* _WHAT YOU NEED TO DO_: Determine the number of lines containing the word "this", and state that figure alone.

((

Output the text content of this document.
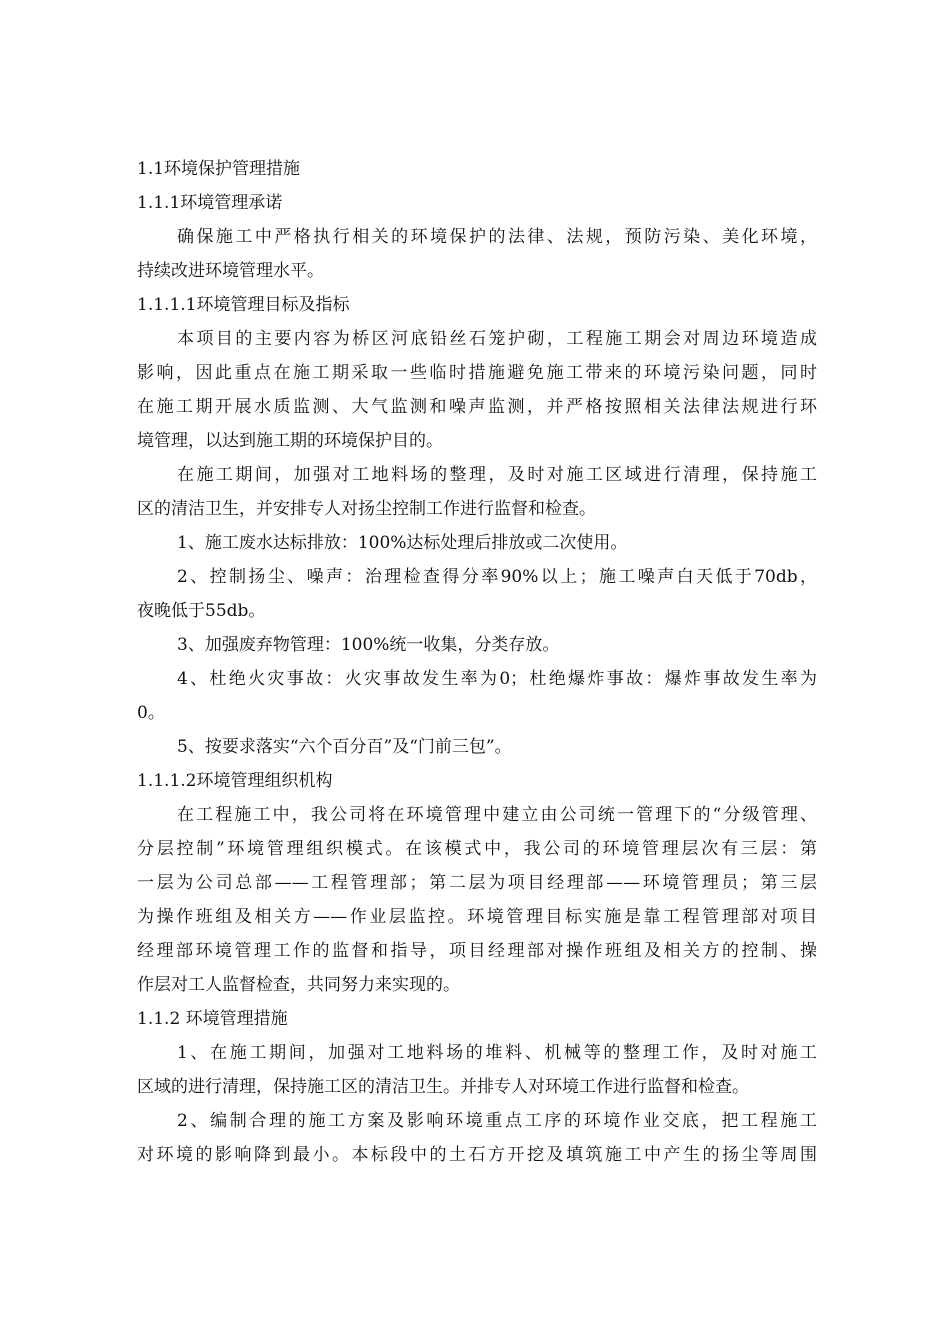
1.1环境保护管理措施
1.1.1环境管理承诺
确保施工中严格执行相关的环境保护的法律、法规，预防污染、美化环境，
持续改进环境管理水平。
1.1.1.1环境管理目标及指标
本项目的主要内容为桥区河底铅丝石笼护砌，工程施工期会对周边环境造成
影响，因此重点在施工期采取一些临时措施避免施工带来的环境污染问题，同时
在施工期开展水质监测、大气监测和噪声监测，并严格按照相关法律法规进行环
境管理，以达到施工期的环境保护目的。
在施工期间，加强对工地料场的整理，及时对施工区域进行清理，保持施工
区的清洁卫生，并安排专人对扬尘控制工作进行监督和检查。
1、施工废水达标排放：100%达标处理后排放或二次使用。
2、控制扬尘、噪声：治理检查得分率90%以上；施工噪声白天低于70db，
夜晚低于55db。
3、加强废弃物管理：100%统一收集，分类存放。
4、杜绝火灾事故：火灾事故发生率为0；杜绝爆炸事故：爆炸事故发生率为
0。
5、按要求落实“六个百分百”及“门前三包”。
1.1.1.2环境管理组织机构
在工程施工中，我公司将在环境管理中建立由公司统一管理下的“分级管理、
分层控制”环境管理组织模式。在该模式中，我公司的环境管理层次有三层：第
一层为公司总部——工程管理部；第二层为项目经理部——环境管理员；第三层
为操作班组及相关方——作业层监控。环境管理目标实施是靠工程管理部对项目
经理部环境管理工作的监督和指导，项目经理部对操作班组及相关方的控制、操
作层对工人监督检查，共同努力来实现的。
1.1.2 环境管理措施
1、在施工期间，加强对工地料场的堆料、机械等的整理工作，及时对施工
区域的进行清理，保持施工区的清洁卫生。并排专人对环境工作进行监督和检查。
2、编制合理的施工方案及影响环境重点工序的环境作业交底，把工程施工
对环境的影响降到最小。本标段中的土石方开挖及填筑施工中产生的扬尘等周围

))
((

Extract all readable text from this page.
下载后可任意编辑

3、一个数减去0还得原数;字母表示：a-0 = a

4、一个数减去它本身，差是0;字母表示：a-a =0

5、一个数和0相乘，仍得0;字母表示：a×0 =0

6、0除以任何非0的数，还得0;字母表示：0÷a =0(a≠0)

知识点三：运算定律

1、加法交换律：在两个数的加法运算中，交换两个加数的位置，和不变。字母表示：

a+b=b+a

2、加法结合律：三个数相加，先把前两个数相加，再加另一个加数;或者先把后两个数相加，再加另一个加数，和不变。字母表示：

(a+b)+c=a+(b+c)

))

* _SOLUTION BELOW_: 2